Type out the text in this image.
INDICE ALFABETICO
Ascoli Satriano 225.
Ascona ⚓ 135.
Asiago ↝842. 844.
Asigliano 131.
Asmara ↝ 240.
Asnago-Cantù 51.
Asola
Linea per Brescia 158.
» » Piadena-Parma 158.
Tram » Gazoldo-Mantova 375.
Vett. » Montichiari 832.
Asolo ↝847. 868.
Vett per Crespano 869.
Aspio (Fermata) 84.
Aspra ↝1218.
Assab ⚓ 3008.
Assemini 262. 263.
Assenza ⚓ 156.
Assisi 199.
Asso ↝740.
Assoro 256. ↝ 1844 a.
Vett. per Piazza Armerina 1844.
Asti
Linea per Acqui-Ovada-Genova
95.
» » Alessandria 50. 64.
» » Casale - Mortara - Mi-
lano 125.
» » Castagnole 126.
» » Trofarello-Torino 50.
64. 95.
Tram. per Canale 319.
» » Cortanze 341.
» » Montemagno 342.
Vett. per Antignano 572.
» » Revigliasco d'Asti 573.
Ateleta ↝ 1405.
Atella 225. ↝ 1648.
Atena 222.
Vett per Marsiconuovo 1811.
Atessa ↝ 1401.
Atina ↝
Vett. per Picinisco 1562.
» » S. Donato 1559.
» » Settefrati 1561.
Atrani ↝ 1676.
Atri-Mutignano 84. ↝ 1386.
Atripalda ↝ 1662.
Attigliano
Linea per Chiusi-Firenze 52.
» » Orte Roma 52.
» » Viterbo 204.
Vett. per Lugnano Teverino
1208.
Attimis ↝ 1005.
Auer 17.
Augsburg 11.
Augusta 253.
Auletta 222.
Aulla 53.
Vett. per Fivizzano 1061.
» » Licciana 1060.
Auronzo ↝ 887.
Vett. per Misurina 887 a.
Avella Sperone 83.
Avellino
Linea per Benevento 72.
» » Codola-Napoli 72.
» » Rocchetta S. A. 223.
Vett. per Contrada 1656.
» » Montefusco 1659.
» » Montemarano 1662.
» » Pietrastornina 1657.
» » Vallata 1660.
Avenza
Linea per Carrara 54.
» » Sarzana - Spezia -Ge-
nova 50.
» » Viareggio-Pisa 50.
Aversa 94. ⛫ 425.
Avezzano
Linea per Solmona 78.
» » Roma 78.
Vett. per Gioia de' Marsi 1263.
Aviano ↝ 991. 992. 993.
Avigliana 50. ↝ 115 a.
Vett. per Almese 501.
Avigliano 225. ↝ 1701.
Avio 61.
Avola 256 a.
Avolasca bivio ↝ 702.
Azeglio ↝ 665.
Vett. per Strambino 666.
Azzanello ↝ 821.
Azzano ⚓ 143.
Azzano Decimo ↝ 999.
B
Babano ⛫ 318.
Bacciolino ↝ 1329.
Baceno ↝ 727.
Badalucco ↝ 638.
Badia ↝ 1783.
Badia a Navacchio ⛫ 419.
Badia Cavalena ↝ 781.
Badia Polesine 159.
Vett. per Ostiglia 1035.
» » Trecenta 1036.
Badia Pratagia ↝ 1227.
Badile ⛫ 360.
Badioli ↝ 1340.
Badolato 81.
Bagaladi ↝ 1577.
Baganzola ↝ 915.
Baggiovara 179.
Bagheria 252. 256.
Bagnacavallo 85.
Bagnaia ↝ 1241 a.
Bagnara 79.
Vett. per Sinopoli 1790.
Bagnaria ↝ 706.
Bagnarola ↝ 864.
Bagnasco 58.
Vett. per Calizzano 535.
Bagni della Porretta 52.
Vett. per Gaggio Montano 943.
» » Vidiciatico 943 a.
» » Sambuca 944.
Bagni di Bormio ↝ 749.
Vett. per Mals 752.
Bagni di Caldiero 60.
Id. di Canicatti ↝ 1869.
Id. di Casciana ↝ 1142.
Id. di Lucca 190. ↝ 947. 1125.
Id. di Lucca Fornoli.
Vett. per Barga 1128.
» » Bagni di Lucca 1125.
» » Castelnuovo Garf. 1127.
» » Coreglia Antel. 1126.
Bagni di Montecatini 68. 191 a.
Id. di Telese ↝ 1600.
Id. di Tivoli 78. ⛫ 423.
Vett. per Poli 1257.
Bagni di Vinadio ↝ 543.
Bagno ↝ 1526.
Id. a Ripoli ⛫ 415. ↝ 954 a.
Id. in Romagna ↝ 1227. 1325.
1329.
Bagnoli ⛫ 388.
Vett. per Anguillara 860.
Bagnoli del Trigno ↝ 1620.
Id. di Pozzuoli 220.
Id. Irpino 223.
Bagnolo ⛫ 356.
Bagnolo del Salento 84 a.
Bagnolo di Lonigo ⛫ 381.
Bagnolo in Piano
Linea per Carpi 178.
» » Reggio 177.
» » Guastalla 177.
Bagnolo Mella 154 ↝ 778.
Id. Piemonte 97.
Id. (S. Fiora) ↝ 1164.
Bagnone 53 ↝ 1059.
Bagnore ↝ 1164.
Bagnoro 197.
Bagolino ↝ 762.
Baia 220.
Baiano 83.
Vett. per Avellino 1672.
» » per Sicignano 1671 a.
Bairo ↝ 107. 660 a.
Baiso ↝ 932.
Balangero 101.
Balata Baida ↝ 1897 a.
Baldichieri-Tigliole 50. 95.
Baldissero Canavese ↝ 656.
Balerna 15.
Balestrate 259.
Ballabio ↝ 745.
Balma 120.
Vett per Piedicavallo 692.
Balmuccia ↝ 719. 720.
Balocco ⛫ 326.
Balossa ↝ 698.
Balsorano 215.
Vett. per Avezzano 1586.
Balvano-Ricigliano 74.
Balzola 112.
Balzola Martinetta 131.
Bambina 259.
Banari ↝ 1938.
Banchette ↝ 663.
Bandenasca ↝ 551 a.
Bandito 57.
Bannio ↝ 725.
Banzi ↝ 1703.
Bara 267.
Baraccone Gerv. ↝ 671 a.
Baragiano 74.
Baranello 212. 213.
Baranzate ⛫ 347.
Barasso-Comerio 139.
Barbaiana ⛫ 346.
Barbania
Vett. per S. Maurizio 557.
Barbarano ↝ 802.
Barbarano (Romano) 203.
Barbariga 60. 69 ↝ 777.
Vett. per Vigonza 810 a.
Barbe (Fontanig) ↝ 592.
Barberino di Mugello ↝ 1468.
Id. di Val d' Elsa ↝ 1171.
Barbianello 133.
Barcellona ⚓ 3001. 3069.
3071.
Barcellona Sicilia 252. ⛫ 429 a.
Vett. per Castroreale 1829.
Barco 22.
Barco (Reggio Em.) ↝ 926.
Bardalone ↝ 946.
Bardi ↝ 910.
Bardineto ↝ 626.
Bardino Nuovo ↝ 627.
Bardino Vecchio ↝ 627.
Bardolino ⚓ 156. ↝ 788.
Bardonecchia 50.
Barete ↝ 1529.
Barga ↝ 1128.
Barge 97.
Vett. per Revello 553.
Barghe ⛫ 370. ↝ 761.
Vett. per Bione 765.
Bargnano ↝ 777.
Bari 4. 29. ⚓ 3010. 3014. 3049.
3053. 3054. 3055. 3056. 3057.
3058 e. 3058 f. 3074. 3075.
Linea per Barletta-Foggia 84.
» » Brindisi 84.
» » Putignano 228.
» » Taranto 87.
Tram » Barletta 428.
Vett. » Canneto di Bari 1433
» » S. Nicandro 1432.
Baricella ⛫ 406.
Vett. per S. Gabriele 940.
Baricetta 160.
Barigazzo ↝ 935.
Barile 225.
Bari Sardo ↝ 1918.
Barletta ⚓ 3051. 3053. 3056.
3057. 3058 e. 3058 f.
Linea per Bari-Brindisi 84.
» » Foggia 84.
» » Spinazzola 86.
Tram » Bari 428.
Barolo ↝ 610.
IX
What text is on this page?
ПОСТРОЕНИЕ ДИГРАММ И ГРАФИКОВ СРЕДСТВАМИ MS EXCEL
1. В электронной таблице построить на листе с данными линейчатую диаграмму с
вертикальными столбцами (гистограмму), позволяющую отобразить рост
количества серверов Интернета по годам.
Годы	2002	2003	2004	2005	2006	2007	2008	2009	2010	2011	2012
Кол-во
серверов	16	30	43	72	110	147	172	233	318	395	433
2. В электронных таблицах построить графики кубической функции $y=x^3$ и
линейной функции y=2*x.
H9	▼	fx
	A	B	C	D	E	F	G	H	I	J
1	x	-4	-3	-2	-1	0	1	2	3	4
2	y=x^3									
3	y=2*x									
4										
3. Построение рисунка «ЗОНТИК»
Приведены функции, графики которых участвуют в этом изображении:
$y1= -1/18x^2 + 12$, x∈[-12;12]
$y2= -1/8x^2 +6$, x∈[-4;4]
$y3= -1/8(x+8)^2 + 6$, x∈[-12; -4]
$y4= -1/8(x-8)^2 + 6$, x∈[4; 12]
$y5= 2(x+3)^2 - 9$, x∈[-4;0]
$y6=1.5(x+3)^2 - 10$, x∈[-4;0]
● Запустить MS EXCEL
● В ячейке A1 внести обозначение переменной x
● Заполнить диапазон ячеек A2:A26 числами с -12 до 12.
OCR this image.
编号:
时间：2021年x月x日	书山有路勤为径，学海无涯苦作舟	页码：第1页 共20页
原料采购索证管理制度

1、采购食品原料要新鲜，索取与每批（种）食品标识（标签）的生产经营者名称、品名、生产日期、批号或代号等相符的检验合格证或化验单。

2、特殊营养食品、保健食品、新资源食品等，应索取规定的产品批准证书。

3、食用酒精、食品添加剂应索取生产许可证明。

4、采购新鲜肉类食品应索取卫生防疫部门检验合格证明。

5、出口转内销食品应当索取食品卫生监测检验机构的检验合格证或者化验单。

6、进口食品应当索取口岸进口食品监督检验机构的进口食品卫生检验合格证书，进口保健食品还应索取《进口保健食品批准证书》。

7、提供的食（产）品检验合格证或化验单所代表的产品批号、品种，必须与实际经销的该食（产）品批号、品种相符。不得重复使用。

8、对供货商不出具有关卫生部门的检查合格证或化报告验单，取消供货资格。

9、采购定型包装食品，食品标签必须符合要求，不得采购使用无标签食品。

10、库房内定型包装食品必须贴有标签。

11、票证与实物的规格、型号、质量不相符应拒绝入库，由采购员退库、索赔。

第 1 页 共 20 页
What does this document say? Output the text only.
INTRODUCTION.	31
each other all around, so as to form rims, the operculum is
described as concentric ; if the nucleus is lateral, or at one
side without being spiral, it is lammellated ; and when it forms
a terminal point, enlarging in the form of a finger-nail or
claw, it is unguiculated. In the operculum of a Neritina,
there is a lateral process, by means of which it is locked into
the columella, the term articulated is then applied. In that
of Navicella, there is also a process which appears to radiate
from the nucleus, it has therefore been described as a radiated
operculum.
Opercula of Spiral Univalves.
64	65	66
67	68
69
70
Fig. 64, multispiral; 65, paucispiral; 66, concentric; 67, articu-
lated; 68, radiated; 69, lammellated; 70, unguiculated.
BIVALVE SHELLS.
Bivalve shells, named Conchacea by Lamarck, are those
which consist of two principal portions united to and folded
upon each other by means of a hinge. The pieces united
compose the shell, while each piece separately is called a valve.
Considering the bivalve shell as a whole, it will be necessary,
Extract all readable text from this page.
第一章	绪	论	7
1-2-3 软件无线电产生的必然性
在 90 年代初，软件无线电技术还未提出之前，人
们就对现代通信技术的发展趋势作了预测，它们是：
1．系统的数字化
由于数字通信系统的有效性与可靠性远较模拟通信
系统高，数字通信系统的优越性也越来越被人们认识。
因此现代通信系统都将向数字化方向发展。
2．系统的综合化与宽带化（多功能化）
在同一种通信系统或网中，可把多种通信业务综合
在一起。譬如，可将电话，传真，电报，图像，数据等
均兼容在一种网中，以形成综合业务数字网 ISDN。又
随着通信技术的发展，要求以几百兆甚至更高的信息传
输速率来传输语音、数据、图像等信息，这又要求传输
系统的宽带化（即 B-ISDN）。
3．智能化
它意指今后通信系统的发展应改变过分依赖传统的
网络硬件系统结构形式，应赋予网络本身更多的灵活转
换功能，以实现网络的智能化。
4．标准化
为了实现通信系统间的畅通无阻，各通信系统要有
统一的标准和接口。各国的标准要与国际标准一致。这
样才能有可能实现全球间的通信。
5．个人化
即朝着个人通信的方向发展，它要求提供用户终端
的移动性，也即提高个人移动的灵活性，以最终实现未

- - - - -

**Problem description**. Looking at the data above, show all lines where the word "this" occurs.

**Finished answer**.
Type out the text in this image.
What text is on this page?
OCR this image.
What does this document say? Output the text only.
Extract all readable text from this page.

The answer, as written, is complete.